[What to do]: Edit everything from the line containing "UI element localization: list" down to the line containing "gist-logo-icon: [726, 600, 752, 624]" in the listing below, replacing "chat-header" with "conversation-header" and leaving the rest unchanged.

[Source records]:
start

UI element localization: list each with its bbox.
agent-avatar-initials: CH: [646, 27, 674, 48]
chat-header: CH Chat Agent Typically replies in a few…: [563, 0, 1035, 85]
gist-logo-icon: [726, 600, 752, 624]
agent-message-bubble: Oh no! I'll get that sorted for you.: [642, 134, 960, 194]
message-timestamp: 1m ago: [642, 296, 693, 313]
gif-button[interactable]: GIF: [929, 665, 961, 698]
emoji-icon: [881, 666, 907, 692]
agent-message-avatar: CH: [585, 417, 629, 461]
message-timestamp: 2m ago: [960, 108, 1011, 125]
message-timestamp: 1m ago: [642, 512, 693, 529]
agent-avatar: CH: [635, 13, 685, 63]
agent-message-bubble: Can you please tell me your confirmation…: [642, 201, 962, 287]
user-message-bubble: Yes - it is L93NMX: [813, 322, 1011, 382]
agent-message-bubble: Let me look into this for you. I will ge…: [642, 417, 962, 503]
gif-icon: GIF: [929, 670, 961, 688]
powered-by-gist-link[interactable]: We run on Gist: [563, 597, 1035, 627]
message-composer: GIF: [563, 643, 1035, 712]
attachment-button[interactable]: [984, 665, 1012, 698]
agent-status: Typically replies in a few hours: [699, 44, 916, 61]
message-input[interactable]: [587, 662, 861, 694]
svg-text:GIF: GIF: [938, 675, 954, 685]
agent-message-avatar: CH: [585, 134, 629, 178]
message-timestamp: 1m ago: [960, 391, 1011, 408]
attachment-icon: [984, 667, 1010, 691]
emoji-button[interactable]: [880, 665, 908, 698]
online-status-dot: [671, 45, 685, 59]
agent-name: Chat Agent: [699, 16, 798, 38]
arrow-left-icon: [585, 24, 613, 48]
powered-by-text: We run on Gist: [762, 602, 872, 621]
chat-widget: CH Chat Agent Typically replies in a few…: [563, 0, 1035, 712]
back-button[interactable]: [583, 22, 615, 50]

end
start

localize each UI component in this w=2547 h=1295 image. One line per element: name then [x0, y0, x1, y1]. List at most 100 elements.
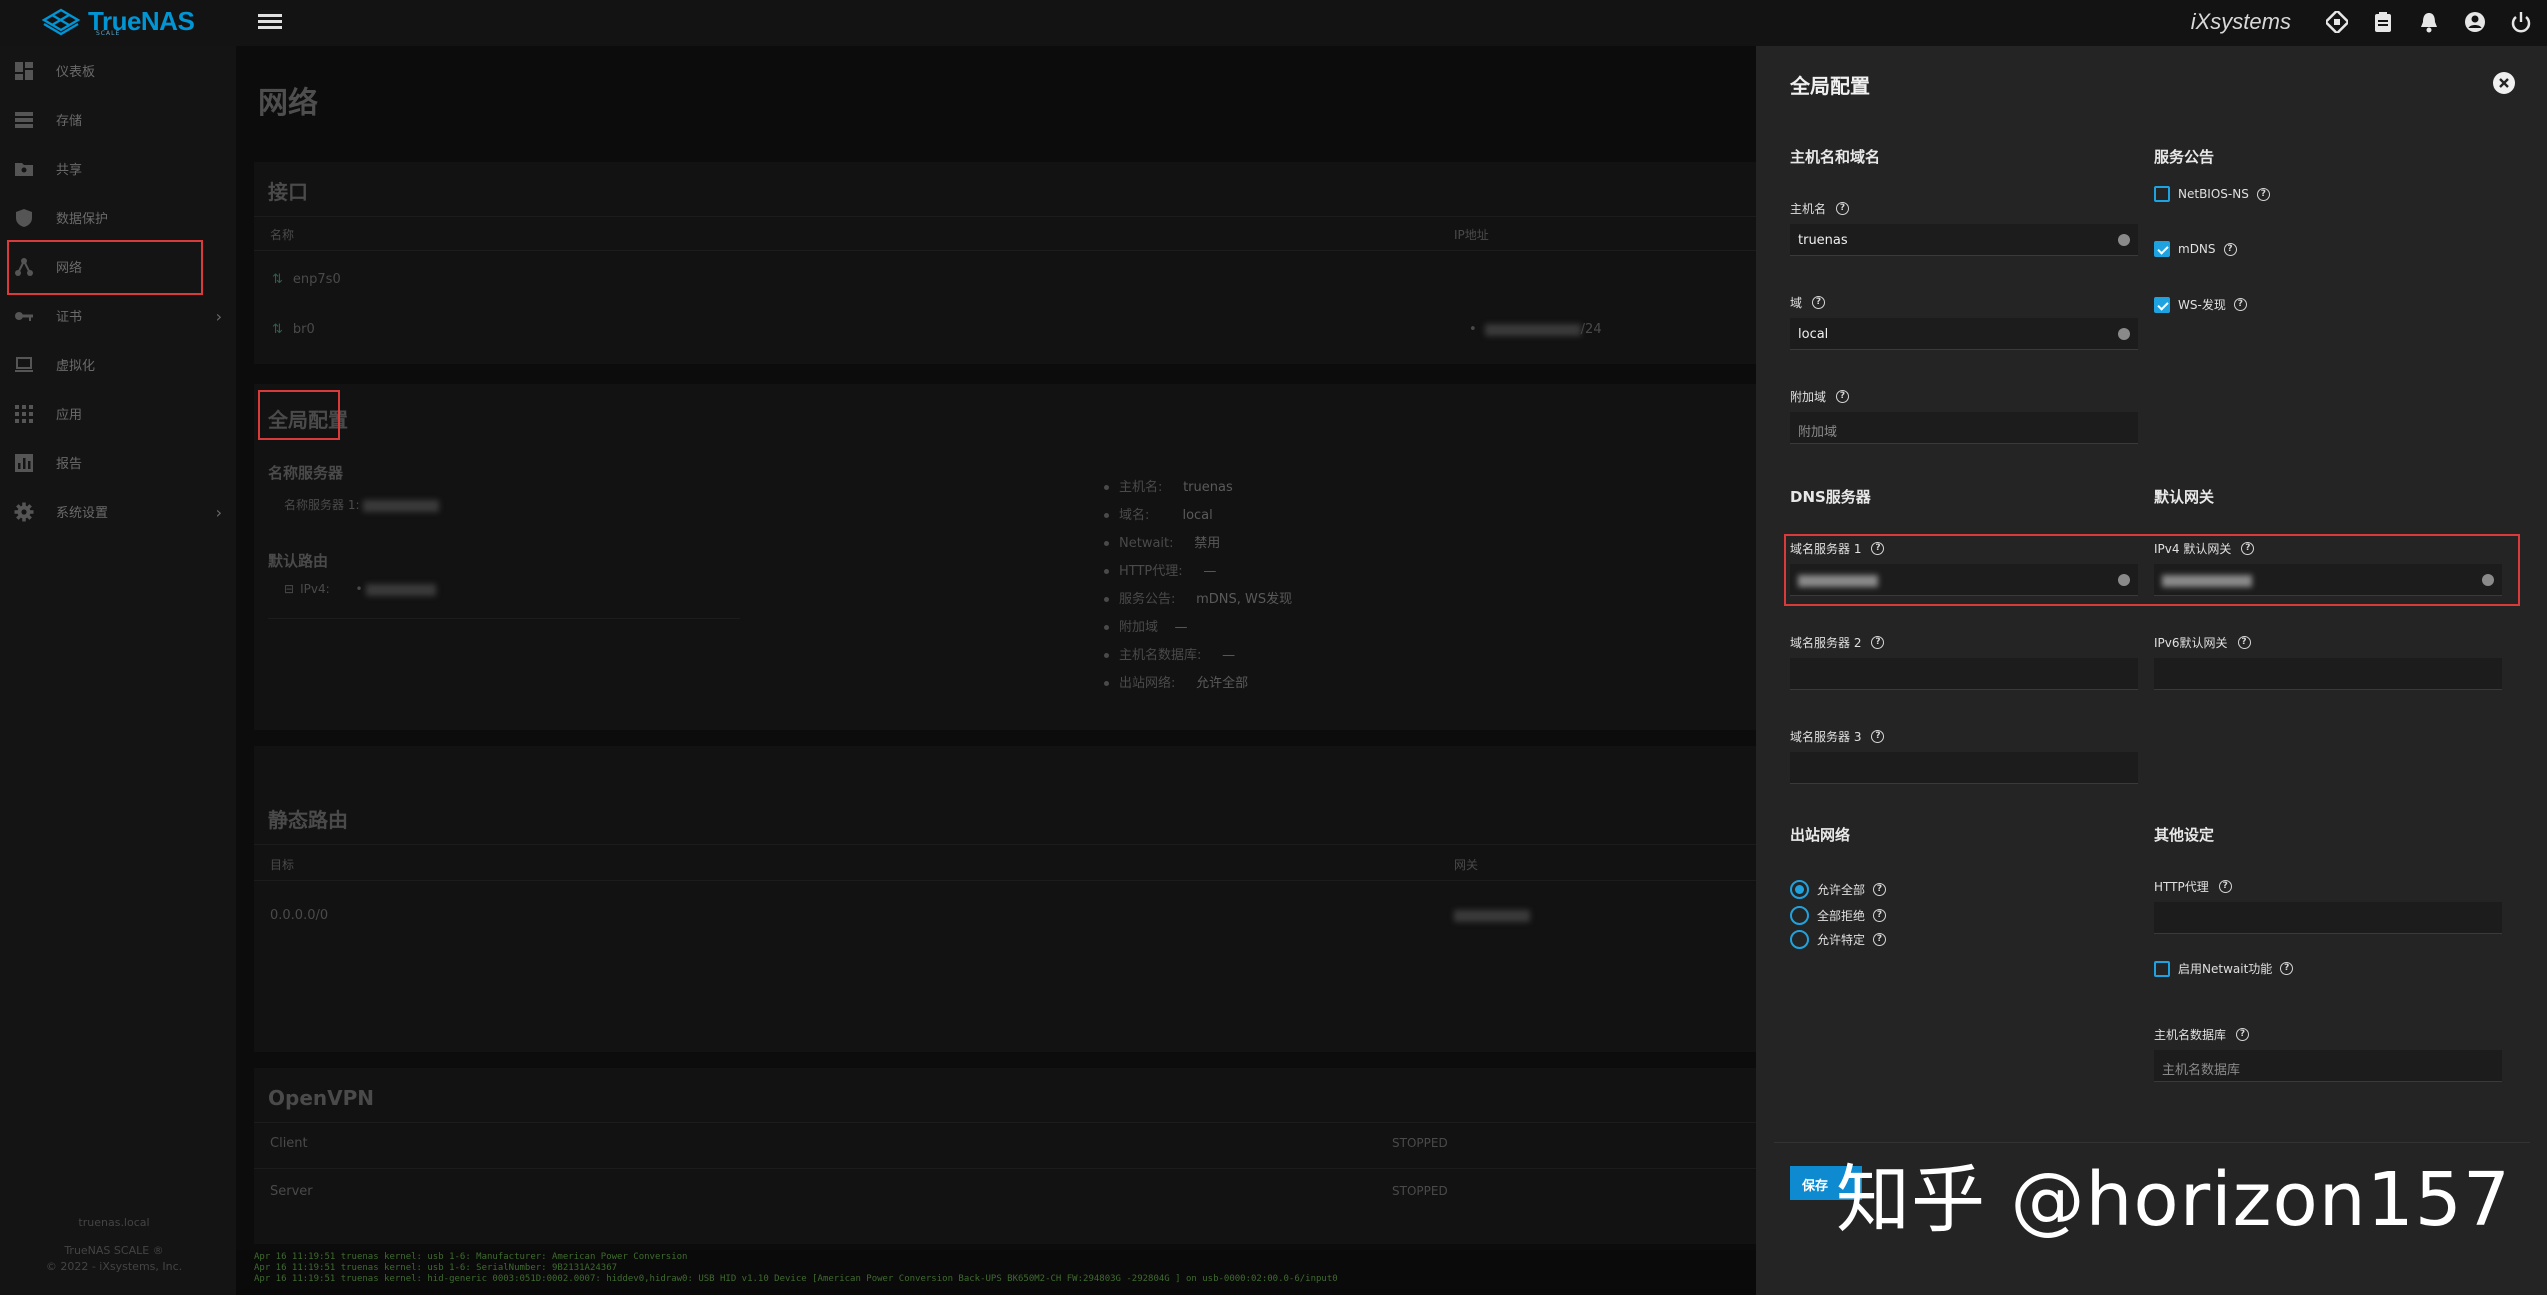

end

[Exercise solution]:
UI element localization: list each with its bbox.
agent-avatar-initials: CH: [646, 27, 674, 48]
conversation-header: CH Chat Agent Typically replies in a few…: [563, 0, 1035, 85]
gist-logo-icon: [726, 600, 752, 624]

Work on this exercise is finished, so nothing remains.